The most (and the least) profitable companies on the ASX200

In early May the major Australian banks collectively reported profits for their last six months of A$15.3 billion dollars. This resulted in some media commentary about banks being too profitable, especially as three of the banks reported in the middle of the Royal Commission into the financial services industry, which had highlighted examples of inappropriate financial advice and problems issues with lending standards.

Whilst large corporations generate large profits in dollar terms, what is often ignored in much of the debate on corporate profitability is that these profits have to be shared amongst millions of individual shareholders.

For example, collectively the banks made $15.3 billion, however, divided by 10.8 billion bank shares outstanding this crude measure equates to a mere $1.42 per share. In this piece we are going to look at different measures of corporate profitability for large Australian listed companies, looking beyond the billion dollar headline figure.

Different Measures of Profitability

As a fund manager, the $4.25 billion of cash profit generated by Westpac over the past six months does not mean very much. As an investor, I am most concerned with the underlying earnings per share (EPS), which is what the owner of a single share of the company receives from the profit generated in a particular year. In Westpac’s case, their cash earnings per share compared with the first half of 2017 grew 4.3% to $1.25 – nice growth but not particularly exciting.

We also look at growth in EPS, as often a company’s profits can grow substantially when they make an acquisition. However, if that acquisition is funded by issuing a large number of additional shares, profit per share might not actually grow. Conversely, a company’s profits may be down, but if this is due to the selling of a non-core division it could be a good result for shareholders. For example, earlier this month ANZ Bank reported a 16% decline in cash profits due to the sale of their Asian retail banking businesses. As the proceeds from the sales were used to buy back ANZ Bank shares, their earnings per share actually gained 4%. Additionally, at a company level, we also look at measures such as returns and profit margins, which can be better measures of how efficient a company’s management team is in generating their annual profits. Furthermore, these measures allow the investor to compare different companies in similar industries.

Return on Capital Employed

Return on Capital Employed (ROCE) looks at the profit generated both by the capital that the equity holders have contributed to establish the business, as well as the debt taken on to support the business’ activities.

ROCE is calculated by dividing a company’s profit before interest and taxes by the shareholders’ equity plus debt. The investment by shareholders includes both original share capital from the IPO plus retained earnings.

Retained earnings are the profits kept by the company in excess of dividends and are used to fund capital expenditure either to maintain or to grow the company. Companies with high ROCE typically require little in the way of equity to keep the business running and little need to borrow from their bankers.

- [Supplied entries]
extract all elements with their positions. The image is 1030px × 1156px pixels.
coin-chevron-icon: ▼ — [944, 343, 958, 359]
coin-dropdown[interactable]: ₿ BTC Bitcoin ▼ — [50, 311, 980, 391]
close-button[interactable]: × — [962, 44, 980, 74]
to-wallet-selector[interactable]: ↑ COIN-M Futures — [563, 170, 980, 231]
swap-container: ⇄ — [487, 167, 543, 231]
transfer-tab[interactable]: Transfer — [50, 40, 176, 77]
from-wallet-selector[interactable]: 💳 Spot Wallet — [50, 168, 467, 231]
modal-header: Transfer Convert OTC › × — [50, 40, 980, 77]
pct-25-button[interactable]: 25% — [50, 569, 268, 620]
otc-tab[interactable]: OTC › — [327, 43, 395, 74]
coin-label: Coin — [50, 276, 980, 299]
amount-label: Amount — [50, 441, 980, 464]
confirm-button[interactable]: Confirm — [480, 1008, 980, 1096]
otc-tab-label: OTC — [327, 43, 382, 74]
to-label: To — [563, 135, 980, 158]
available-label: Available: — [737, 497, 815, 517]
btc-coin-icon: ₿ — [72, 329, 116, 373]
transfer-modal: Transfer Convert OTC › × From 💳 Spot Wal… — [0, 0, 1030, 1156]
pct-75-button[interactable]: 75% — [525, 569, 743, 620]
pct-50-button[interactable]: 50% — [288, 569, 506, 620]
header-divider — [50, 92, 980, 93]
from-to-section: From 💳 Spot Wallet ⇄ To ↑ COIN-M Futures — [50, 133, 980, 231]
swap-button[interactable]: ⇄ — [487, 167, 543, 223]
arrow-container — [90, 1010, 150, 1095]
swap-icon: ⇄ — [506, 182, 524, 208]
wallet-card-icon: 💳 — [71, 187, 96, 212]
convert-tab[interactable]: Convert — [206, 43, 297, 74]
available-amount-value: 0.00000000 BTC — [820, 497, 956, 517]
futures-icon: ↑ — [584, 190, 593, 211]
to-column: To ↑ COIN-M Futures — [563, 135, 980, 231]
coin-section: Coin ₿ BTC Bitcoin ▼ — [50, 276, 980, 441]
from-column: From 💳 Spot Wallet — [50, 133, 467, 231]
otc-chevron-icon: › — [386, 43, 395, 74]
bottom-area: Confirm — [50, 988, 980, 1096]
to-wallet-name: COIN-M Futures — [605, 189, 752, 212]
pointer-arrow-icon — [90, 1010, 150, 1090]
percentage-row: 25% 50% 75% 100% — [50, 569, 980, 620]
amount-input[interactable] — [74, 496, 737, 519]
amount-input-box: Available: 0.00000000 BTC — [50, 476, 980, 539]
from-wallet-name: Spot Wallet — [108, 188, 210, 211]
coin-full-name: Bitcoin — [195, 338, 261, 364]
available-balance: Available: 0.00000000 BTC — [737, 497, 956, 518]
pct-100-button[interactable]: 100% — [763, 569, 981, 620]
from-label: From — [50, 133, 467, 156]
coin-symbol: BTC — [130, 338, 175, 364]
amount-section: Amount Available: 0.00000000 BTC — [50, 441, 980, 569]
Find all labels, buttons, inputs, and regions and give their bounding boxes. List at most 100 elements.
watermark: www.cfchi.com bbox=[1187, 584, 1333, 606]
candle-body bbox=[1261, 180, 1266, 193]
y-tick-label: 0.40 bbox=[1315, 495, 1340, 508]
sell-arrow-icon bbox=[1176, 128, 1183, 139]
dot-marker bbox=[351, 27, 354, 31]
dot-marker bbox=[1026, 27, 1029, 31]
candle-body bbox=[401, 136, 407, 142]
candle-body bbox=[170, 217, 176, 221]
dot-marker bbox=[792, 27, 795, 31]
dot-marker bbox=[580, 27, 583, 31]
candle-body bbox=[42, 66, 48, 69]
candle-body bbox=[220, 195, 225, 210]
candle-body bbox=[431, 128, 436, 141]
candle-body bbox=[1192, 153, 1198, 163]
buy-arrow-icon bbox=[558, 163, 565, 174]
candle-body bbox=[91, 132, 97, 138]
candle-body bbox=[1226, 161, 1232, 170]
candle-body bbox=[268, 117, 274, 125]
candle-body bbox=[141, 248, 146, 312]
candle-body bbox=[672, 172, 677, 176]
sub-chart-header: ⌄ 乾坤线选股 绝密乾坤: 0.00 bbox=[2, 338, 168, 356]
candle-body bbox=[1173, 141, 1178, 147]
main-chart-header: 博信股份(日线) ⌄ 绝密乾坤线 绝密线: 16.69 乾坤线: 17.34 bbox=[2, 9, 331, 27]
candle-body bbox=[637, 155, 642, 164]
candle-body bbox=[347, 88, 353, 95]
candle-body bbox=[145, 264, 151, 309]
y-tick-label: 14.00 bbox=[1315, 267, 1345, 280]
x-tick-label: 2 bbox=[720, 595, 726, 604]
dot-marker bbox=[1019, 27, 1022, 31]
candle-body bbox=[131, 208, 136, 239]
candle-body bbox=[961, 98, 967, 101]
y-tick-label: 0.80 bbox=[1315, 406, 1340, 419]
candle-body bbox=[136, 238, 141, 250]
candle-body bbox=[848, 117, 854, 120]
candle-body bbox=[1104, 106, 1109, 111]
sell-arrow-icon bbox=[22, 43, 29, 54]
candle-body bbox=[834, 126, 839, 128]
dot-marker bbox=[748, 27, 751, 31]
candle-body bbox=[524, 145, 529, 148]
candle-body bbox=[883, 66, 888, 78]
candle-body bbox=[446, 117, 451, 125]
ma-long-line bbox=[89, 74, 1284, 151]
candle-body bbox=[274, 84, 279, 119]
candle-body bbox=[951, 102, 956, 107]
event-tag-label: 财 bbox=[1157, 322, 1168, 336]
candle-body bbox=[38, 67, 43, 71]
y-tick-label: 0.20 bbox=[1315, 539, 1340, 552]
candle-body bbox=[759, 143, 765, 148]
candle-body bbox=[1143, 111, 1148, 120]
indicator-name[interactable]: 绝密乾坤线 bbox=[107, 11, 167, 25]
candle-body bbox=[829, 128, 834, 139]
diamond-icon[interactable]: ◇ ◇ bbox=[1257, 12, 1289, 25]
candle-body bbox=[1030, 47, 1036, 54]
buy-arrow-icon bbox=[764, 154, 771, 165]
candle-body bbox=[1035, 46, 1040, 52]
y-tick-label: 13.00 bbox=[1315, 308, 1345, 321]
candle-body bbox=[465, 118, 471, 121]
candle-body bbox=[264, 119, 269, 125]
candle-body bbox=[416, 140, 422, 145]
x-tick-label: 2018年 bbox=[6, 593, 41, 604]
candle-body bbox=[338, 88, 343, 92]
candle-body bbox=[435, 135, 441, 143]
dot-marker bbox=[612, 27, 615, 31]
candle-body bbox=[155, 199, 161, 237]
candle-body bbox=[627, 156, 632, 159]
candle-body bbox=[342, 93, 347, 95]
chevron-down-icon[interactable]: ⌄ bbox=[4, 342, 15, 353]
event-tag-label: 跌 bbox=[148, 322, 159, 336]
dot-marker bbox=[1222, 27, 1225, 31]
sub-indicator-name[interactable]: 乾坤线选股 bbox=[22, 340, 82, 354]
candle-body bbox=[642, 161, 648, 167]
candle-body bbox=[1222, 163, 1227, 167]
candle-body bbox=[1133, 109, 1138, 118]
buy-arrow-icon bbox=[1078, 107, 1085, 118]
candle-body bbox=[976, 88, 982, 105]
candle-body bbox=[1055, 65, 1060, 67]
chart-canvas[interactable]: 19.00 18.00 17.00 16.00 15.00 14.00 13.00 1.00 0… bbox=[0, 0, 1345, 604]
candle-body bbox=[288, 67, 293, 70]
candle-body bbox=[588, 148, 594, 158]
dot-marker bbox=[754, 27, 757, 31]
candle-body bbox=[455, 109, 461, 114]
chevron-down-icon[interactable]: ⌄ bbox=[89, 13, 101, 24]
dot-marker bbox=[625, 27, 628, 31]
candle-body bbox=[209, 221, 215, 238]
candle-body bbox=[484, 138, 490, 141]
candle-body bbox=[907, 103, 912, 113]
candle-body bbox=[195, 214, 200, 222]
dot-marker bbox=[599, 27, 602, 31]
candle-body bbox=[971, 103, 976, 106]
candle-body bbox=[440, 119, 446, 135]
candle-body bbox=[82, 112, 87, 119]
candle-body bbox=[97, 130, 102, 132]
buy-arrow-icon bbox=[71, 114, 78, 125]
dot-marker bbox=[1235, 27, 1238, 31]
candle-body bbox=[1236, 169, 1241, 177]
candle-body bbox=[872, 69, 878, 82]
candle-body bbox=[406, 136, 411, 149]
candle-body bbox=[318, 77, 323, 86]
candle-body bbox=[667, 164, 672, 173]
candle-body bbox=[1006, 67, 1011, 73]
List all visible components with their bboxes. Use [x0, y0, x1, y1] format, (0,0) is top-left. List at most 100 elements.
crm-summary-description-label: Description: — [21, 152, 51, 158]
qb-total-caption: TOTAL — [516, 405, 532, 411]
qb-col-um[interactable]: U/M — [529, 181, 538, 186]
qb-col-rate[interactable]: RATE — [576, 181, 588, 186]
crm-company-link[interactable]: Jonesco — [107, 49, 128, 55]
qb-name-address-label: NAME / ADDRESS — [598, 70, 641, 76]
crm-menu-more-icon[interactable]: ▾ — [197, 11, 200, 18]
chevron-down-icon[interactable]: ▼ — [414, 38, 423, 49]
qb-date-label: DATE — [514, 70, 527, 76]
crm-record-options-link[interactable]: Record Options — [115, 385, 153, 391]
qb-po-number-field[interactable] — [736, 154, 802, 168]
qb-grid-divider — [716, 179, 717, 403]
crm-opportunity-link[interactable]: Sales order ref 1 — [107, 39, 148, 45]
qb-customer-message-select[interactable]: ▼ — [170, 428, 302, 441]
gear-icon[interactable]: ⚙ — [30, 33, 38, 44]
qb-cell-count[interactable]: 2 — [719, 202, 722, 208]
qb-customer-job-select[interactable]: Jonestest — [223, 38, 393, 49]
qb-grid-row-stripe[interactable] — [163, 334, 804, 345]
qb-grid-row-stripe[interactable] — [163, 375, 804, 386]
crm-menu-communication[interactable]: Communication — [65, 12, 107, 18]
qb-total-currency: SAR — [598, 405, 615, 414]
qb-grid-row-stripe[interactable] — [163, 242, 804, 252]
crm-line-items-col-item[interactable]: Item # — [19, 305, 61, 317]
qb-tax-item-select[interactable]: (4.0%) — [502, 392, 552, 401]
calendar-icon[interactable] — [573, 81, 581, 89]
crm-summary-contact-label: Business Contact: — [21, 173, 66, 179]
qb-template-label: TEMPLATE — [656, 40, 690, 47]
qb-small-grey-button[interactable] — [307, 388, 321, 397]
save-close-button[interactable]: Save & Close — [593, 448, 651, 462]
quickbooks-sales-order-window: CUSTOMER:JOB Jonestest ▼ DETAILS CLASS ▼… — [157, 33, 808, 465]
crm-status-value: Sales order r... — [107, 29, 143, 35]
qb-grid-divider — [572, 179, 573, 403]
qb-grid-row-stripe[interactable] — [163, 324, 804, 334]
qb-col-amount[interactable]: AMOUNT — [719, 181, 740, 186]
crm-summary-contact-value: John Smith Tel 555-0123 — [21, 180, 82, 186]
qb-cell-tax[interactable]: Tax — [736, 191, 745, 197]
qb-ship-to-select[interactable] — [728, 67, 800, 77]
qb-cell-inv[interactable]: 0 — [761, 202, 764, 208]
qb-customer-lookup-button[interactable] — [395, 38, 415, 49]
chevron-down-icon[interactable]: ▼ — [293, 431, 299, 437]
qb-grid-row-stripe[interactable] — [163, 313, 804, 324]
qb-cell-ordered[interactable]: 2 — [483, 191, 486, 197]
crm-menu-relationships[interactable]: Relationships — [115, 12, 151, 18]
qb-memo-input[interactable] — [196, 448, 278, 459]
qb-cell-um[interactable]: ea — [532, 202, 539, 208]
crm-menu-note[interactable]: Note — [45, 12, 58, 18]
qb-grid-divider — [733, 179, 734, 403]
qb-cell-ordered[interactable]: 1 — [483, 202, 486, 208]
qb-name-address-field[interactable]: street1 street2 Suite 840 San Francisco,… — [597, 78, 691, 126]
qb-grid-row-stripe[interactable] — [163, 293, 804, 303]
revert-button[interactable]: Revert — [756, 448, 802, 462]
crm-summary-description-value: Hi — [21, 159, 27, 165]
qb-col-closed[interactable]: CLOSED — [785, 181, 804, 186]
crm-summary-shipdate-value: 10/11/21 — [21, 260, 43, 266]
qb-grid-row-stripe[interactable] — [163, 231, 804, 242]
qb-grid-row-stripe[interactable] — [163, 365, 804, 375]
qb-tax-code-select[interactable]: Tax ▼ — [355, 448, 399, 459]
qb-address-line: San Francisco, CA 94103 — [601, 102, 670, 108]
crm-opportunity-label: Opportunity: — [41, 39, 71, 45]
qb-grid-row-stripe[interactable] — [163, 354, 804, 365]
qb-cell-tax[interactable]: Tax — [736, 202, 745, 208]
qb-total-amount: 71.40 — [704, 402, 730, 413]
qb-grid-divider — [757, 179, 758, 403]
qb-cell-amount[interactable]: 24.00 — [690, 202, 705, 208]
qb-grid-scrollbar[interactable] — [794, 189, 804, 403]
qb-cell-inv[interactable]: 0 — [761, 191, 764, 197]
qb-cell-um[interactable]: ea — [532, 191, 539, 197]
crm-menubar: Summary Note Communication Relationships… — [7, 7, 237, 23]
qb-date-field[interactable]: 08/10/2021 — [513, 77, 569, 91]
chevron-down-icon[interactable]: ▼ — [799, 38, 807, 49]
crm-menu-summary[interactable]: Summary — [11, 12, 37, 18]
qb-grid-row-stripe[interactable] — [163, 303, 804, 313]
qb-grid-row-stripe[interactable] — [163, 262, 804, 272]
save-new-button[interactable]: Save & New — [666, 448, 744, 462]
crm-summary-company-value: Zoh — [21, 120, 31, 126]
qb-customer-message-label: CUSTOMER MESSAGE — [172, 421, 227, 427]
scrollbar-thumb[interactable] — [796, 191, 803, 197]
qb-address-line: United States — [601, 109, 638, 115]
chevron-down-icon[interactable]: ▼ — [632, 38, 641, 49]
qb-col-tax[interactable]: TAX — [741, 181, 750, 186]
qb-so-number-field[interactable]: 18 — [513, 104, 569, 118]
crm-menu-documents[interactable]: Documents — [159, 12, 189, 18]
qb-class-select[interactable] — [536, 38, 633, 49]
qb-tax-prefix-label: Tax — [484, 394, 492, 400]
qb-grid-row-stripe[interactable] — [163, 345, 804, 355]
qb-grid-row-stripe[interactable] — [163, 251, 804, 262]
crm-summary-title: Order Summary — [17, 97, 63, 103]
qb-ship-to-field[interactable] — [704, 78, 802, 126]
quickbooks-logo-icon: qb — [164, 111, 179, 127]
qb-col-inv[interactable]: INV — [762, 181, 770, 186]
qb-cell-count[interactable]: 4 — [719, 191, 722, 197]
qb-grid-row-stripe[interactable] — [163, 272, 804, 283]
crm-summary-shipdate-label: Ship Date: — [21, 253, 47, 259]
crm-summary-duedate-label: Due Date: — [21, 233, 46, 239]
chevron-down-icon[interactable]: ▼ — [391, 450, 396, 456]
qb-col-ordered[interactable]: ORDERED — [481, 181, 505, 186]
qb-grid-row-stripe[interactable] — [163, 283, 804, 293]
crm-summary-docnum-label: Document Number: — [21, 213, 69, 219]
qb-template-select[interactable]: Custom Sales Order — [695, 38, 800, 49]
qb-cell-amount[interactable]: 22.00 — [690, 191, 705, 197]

- [Work instructions]
1. In the profitability article, what figure did Westpac's cash earnings per share grow to compared with the first half of 2017?
2. Could you duplicate the part of the profitability article from "For example, collectively" up to and including "not particularly exciting."?
3. How would you render this sentence from the profitability article in Spanish: "Retained earnings are the profits kept by the company in excess of dividends and are used to fund capital expenditure either to maintain or to grow the company."

- [Solutions for each task]
1. They grew 4.3% to $1.25.

2.
For example, collectively the banks made $15.3 billion, however, divided by 10.8 billion bank shares outstanding this crude measure equates to a mere $1.42 per share. In this piece we are going to look at different measures of corporate profitability for large Australian listed companies, looking beyond the billion dollar headline figure.

Different Measures of Profitability

As a fund manager, the $4.25 billion of cash profit generated by Westpac over the past six months does not mean very much. As an investor, I am most concerned with the underlying earnings per share (EPS), which is what the owner of a single share of the company receives from the profit generated in a particular year. In Westpac’s case, their cash earnings per share compared with the first half of 2017 grew 4.3% to $1.25 – nice growth but not particularly exciting.

3. Las utilidades retenidas son los beneficios que la empresa conserva por encima de los dividendos y se utilizan para financiar gastos de capital, ya sea para mantener o para hacer crecer la empresa.